:: About this task ::
Without the pictures, copy all the entries below exactly.

:: Listed entries ::
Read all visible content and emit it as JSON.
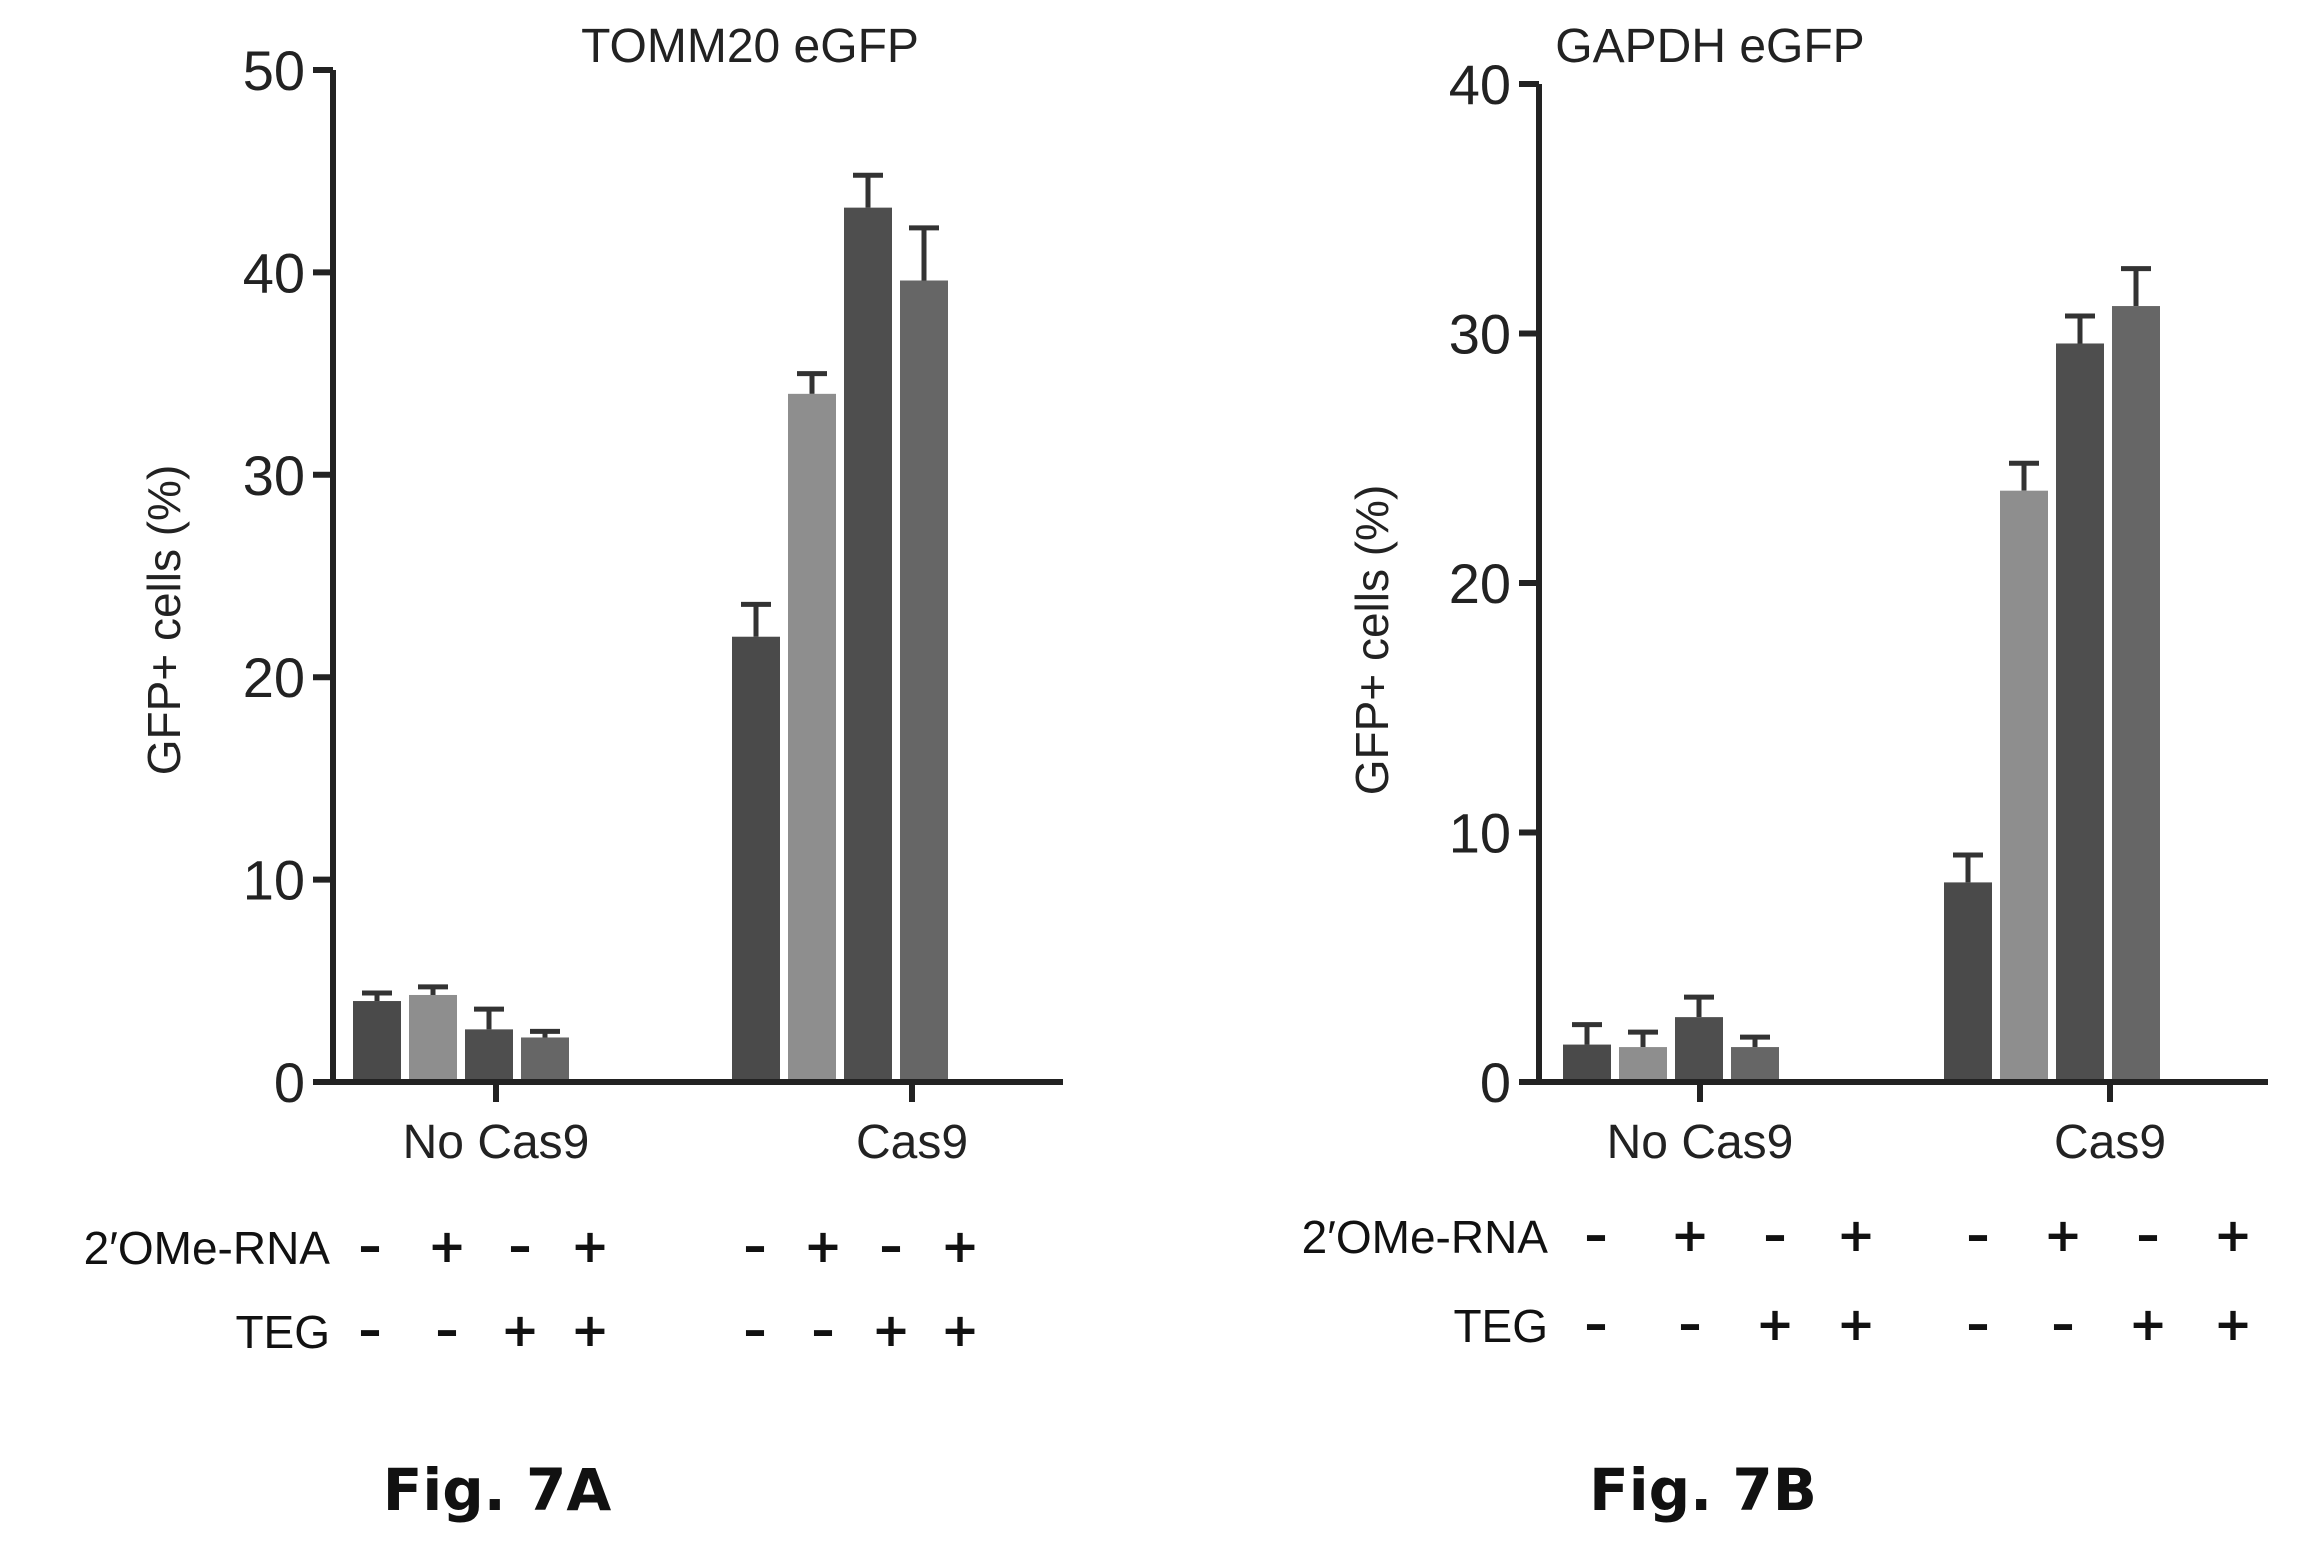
{
  "chart_data": [
    {
      "type": "bar",
      "title": "TOMM20 eGFP",
      "ylabel": "GFP+ cells (%)",
      "ylim": [
        0,
        50
      ],
      "yticks": [
        "0",
        "10",
        "20",
        "30",
        "40",
        "50"
      ],
      "categories": [
        "No Cas9",
        "Cas9"
      ],
      "series": [
        {
          "values": [
            4.0,
            22.0
          ],
          "errors": [
            0.4,
            1.6
          ],
          "color": "#4a4a4a"
        },
        {
          "values": [
            4.3,
            34.0
          ],
          "errors": [
            0.4,
            1.0
          ],
          "color": "#8e8e8e"
        },
        {
          "values": [
            2.6,
            43.2
          ],
          "errors": [
            1.0,
            1.6
          ],
          "color": "#4e4e4e"
        },
        {
          "values": [
            2.2,
            39.6
          ],
          "errors": [
            0.3,
            2.6
          ],
          "color": "#666666"
        }
      ],
      "treatment_rows": [
        {
          "label": "2′OMe-RNA",
          "signs": [
            "–",
            "+",
            "–",
            "+",
            "–",
            "+",
            "–",
            "+"
          ]
        },
        {
          "label": "TEG",
          "signs": [
            "–",
            "–",
            "+",
            "+",
            "–",
            "–",
            "+",
            "+"
          ]
        }
      ],
      "figure_label": "Fig. 7A"
    },
    {
      "type": "bar",
      "title": "GAPDH eGFP",
      "ylabel": "GFP+ cells (%)",
      "ylim": [
        0,
        40
      ],
      "yticks": [
        "0",
        "10",
        "20",
        "30",
        "40"
      ],
      "categories": [
        "No Cas9",
        "Cas9"
      ],
      "series": [
        {
          "values": [
            1.5,
            8.0
          ],
          "errors": [
            0.8,
            1.1
          ],
          "color": "#4a4a4a"
        },
        {
          "values": [
            1.4,
            23.7
          ],
          "errors": [
            0.6,
            1.1
          ],
          "color": "#8e8e8e"
        },
        {
          "values": [
            2.6,
            29.6
          ],
          "errors": [
            0.8,
            1.1
          ],
          "color": "#4e4e4e"
        },
        {
          "values": [
            1.4,
            31.1
          ],
          "errors": [
            0.4,
            1.5
          ],
          "color": "#666666"
        }
      ],
      "treatment_rows": [
        {
          "label": "2′OMe-RNA",
          "signs": [
            "–",
            "+",
            "–",
            "+",
            "–",
            "+",
            "–",
            "+"
          ]
        },
        {
          "label": "TEG",
          "signs": [
            "–",
            "–",
            "+",
            "+",
            "–",
            "–",
            "+",
            "+"
          ]
        }
      ],
      "figure_label": "Fig. 7B"
    }
  ]
}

:: Answer box ::
Read all visible content and emit it as JSON.
{
  "chart_data": [
    {
      "type": "bar",
      "title": "TOMM20 eGFP",
      "ylabel": "GFP+ cells (%)",
      "ylim": [
        0,
        50
      ],
      "yticks": [
        "0",
        "10",
        "20",
        "30",
        "40",
        "50"
      ],
      "categories": [
        "No Cas9",
        "Cas9"
      ],
      "series": [
        {
          "values": [
            4.0,
            22.0
          ],
          "errors": [
            0.4,
            1.6
          ],
          "color": "#4a4a4a"
        },
        {
          "values": [
            4.3,
            34.0
          ],
          "errors": [
            0.4,
            1.0
          ],
          "color": "#8e8e8e"
        },
        {
          "values": [
            2.6,
            43.2
          ],
          "errors": [
            1.0,
            1.6
          ],
          "color": "#4e4e4e"
        },
        {
          "values": [
            2.2,
            39.6
          ],
          "errors": [
            0.3,
            2.6
          ],
          "color": "#666666"
        }
      ],
      "treatment_rows": [
        {
          "label": "2′OMe-RNA",
          "signs": [
            "–",
            "+",
            "–",
            "+",
            "–",
            "+",
            "–",
            "+"
          ]
        },
        {
          "label": "TEG",
          "signs": [
            "–",
            "–",
            "+",
            "+",
            "–",
            "–",
            "+",
            "+"
          ]
        }
      ],
      "figure_label": "Fig. 7A"
    },
    {
      "type": "bar",
      "title": "GAPDH eGFP",
      "ylabel": "GFP+ cells (%)",
      "ylim": [
        0,
        40
      ],
      "yticks": [
        "0",
        "10",
        "20",
        "30",
        "40"
      ],
      "categories": [
        "No Cas9",
        "Cas9"
      ],
      "series": [
        {
          "values": [
            1.5,
            8.0
          ],
          "errors": [
            0.8,
            1.1
          ],
          "color": "#4a4a4a"
        },
        {
          "values": [
            1.4,
            23.7
          ],
          "errors": [
            0.6,
            1.1
          ],
          "color": "#8e8e8e"
        },
        {
          "values": [
            2.6,
            29.6
          ],
          "errors": [
            0.8,
            1.1
          ],
          "color": "#4e4e4e"
        },
        {
          "values": [
            1.4,
            31.1
          ],
          "errors": [
            0.4,
            1.5
          ],
          "color": "#666666"
        }
      ],
      "treatment_rows": [
        {
          "label": "2′OMe-RNA",
          "signs": [
            "–",
            "+",
            "–",
            "+",
            "–",
            "+",
            "–",
            "+"
          ]
        },
        {
          "label": "TEG",
          "signs": [
            "–",
            "–",
            "+",
            "+",
            "–",
            "–",
            "+",
            "+"
          ]
        }
      ],
      "figure_label": "Fig. 7B"
    }
  ]
}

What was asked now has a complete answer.